§ **Entries shown**:
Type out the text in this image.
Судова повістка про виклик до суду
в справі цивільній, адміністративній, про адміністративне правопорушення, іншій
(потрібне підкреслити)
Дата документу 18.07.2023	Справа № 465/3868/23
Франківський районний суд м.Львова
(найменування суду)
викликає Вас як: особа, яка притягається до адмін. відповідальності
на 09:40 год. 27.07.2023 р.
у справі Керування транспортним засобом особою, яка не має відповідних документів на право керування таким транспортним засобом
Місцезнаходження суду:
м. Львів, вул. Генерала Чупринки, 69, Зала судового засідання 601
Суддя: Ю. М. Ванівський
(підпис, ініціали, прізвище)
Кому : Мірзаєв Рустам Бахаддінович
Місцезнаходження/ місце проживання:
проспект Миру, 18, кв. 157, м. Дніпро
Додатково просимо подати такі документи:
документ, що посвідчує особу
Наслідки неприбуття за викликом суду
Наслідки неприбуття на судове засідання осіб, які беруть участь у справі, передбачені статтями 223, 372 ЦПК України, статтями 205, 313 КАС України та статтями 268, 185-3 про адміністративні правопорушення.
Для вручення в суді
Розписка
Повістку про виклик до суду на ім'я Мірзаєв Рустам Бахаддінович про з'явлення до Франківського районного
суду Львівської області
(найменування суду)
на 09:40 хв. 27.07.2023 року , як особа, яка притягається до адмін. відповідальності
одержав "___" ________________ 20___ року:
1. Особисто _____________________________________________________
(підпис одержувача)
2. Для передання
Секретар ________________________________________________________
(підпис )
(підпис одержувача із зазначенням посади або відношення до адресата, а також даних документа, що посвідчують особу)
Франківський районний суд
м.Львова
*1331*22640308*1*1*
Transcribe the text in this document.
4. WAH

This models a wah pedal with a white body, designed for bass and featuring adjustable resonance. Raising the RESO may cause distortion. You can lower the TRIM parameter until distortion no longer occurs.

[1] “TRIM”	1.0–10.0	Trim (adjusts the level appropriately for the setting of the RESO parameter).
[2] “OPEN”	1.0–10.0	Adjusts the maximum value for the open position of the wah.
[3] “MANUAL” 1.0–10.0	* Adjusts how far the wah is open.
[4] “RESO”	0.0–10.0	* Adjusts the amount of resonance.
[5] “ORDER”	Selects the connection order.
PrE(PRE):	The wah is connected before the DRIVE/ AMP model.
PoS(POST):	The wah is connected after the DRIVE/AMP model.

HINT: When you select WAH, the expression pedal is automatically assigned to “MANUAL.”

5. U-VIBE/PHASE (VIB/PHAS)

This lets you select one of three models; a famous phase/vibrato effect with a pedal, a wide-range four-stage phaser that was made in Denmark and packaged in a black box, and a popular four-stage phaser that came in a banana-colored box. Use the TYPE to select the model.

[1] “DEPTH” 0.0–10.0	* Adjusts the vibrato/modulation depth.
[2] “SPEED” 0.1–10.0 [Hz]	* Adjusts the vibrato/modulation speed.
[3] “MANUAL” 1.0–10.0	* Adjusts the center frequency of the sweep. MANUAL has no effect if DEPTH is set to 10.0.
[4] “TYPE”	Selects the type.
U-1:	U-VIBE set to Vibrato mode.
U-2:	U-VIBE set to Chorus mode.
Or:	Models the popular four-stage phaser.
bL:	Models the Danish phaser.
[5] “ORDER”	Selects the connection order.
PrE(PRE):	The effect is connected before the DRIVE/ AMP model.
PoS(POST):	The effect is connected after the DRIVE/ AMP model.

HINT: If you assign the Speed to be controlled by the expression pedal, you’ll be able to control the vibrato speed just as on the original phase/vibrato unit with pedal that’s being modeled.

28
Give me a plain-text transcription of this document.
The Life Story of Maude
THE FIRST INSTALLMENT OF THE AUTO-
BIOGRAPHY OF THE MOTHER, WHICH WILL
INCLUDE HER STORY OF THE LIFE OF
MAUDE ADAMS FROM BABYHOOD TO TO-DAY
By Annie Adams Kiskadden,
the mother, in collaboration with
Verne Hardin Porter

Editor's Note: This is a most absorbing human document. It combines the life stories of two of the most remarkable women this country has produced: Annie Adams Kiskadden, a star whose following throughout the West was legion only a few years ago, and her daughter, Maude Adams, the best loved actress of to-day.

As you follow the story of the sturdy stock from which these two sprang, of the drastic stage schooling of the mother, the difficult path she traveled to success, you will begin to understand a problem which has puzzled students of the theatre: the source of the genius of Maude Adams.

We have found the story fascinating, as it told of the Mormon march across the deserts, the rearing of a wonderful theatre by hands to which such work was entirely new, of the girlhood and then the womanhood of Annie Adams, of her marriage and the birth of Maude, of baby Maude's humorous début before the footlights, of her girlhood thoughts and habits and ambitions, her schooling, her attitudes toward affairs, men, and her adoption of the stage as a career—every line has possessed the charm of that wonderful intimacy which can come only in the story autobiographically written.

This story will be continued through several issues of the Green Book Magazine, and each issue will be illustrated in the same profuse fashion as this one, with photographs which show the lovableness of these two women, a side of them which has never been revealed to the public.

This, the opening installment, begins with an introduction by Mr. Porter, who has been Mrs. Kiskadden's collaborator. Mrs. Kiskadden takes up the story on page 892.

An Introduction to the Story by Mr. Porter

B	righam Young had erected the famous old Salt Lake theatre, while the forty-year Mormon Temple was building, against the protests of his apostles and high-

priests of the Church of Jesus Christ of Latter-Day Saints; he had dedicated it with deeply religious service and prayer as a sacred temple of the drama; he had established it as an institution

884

§ **Work to complete**: State the number of lines in the data that include the string "RESO", and add nothing else.

§ **Output for this task**: 3